**Text segment:**
:::::

Almost half of all jobs could be automated by computers within two decades and "no government is prepared" for the tsunami of social change that will follow, according to the Economist.
The magazine's 2014 analysis of the impact of technology paints a pretty bleak picture of the future.
It says that while innovation (aka "the elixir of progress") has always resulted in job losses, usually economies have eventually been able to develop new roles for those workers to compensate, such as in the industrial revolution of the 19th century, or the food production revolution of the 20th century.
But the pace of change this time around appears to be unprecedented, its leader column claims. And the result is a huge amount of uncertainty for both developed and under-developed economies about where the next 'lost generation' is going to find work.
It quotes a 2013 Oxford Martin School study that estimates 47% of all jobs could be automated in the next 20 years:
"Our ﬁndings thus imply that as technology races ahead, low-skill workers will reallocate to tasks that are non-susceptible to computerisation – i.e., tasks requiring creative and social intelligence. For workers to win the race, however, they will have to acquire creative and social skills," that study says.
The Economist also points out that current unemployment levels are startlingly high, but that "this wave of technological disruption to the job market has only just started".

:::::

**Records:**
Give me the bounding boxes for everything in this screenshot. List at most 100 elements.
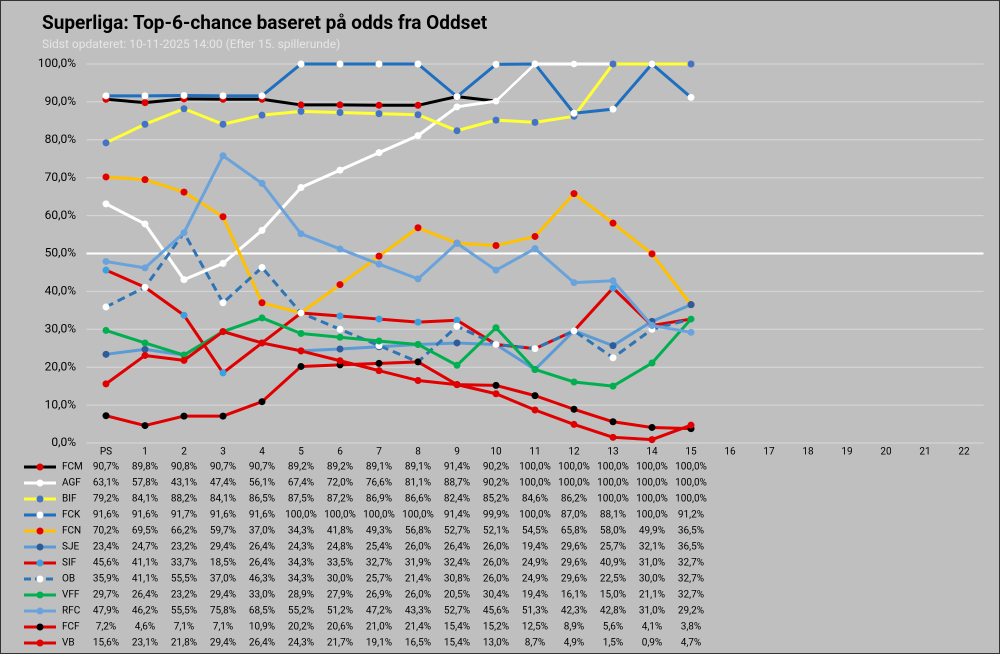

:::::

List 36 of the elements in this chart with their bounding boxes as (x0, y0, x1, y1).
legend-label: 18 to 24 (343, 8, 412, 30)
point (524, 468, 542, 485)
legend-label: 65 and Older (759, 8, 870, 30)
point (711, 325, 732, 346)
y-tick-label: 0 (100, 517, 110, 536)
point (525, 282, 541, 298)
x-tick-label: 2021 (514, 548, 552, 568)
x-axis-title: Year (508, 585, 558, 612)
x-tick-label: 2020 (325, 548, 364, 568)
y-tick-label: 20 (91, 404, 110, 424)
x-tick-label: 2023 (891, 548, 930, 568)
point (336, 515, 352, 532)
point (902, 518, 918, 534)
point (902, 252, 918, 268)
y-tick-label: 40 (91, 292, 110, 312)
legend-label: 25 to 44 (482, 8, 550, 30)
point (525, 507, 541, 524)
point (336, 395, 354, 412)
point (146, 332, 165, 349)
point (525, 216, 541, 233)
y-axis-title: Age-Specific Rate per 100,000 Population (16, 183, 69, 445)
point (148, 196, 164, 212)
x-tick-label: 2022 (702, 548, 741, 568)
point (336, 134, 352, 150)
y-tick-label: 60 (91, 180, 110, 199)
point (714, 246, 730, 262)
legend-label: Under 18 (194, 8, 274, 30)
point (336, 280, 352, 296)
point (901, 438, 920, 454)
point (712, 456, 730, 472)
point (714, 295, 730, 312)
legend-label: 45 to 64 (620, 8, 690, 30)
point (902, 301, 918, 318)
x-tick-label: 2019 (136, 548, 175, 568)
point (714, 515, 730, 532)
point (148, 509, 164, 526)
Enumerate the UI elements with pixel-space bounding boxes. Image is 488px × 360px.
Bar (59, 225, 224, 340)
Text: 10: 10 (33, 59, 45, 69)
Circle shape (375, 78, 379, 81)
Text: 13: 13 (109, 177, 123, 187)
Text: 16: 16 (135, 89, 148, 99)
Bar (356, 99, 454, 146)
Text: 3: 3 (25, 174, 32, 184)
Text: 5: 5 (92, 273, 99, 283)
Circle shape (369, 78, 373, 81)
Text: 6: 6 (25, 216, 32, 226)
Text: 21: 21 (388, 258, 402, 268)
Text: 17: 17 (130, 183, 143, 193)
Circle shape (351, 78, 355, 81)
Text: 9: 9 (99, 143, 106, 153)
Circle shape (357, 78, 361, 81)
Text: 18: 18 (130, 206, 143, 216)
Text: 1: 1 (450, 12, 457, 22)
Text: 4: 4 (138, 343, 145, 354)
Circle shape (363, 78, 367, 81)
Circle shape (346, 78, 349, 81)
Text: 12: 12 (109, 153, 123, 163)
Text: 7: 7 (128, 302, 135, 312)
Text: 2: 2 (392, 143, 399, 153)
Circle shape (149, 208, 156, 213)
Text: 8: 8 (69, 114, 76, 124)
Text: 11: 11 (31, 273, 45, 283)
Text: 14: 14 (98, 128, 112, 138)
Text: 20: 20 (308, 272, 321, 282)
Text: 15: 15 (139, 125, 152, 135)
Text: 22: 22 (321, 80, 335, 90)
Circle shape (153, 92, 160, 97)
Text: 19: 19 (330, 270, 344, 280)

:::::

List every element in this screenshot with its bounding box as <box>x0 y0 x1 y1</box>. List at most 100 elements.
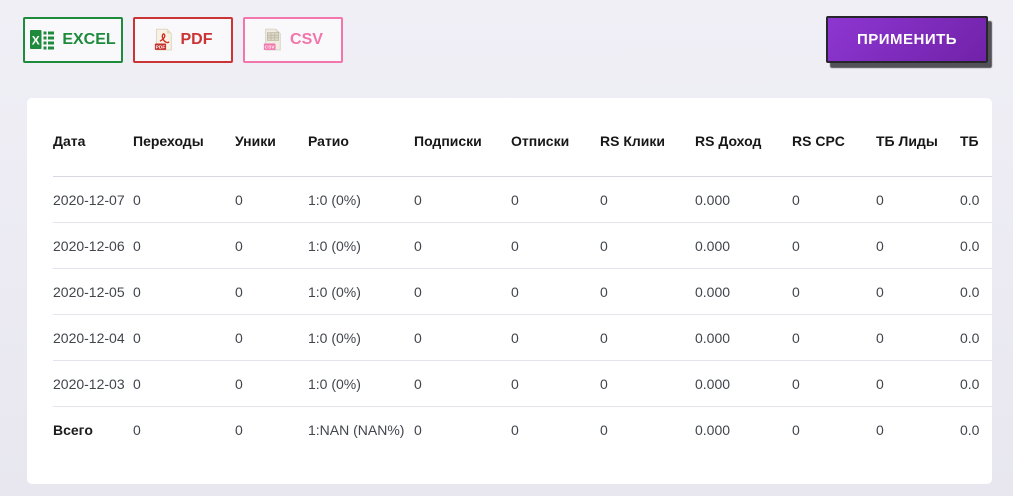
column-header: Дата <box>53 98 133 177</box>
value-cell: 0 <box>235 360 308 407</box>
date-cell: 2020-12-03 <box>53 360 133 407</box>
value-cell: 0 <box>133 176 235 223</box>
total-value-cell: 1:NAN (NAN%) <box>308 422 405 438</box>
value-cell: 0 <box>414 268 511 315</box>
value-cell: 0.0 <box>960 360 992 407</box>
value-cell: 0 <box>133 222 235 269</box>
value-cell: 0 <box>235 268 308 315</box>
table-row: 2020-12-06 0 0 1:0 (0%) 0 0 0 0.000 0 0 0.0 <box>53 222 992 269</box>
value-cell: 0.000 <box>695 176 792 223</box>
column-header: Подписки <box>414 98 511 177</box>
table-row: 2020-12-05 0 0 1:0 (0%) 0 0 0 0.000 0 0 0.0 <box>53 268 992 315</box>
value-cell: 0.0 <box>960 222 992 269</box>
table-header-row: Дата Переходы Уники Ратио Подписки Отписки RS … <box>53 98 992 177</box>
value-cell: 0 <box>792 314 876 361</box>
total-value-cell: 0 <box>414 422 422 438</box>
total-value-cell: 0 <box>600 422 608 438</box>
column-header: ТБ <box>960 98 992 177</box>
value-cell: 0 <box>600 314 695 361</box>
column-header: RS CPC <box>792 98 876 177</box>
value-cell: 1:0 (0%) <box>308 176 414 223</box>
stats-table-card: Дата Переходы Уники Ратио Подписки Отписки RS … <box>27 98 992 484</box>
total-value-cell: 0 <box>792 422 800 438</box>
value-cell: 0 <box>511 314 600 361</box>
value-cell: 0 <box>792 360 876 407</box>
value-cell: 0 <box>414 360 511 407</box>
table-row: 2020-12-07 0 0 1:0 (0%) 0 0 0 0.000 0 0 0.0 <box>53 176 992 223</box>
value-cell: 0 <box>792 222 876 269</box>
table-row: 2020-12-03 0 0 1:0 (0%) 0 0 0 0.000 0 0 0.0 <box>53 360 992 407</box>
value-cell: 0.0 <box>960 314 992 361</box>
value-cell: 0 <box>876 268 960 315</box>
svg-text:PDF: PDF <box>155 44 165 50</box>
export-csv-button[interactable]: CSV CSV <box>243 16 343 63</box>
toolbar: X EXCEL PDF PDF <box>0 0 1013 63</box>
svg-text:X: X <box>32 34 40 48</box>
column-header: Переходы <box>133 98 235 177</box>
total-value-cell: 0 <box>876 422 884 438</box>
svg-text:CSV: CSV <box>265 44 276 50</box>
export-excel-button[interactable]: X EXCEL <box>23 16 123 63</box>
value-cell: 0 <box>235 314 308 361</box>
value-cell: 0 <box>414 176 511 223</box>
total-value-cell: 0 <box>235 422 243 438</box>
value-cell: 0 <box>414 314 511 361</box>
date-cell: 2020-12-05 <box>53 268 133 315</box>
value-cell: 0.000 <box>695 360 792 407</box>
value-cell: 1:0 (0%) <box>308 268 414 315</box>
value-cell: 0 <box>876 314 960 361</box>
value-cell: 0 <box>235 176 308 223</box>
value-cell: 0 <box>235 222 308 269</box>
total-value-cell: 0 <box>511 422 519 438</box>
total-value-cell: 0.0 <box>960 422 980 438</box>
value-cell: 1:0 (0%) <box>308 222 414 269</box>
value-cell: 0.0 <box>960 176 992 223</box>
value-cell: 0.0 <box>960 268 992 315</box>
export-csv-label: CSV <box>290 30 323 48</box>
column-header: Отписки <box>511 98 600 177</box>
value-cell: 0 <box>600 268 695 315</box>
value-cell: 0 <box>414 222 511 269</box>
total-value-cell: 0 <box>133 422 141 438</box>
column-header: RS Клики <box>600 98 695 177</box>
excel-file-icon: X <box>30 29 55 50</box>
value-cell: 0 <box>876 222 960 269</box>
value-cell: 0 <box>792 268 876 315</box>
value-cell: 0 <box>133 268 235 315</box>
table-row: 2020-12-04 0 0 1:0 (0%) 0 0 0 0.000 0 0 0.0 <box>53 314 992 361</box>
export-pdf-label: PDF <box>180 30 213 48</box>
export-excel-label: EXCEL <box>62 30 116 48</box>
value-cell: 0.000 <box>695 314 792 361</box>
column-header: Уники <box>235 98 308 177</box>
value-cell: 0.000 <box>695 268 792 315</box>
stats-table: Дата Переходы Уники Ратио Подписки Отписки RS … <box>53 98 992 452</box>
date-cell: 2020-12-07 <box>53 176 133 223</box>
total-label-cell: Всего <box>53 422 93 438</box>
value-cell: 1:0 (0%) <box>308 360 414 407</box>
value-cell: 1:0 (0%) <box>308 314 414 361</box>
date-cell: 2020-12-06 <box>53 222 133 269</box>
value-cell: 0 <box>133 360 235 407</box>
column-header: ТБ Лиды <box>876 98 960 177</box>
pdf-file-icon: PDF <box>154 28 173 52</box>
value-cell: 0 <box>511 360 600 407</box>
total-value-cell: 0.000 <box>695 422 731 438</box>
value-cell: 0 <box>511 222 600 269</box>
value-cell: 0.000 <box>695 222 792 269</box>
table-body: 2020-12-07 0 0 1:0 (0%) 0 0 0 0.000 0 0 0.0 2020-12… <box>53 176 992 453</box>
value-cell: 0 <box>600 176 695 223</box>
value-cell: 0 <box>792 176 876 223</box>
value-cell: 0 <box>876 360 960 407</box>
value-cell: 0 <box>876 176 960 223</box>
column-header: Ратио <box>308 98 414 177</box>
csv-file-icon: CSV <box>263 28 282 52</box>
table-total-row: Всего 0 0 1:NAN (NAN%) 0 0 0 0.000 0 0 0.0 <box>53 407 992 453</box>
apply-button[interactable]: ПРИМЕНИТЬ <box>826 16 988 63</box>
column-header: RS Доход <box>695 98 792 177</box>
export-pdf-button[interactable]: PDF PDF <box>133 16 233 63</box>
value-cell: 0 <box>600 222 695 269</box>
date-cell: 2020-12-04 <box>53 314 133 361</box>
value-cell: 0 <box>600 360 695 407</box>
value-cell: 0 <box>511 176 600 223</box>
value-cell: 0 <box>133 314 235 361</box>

:::::

**Set exercise:** Please transcribe the automation text word for word, starting with "It says that" and going on through "the 20th century.". The listing is separate material with no connection to the automation text.

**Full response:**
It says that while innovation (aka "the elixir of progress") has always resulted in job losses, usually economies have eventually been able to develop new roles for those workers to compensate, such as in the industrial revolution of the 19th century, or the food production revolution of the 20th century.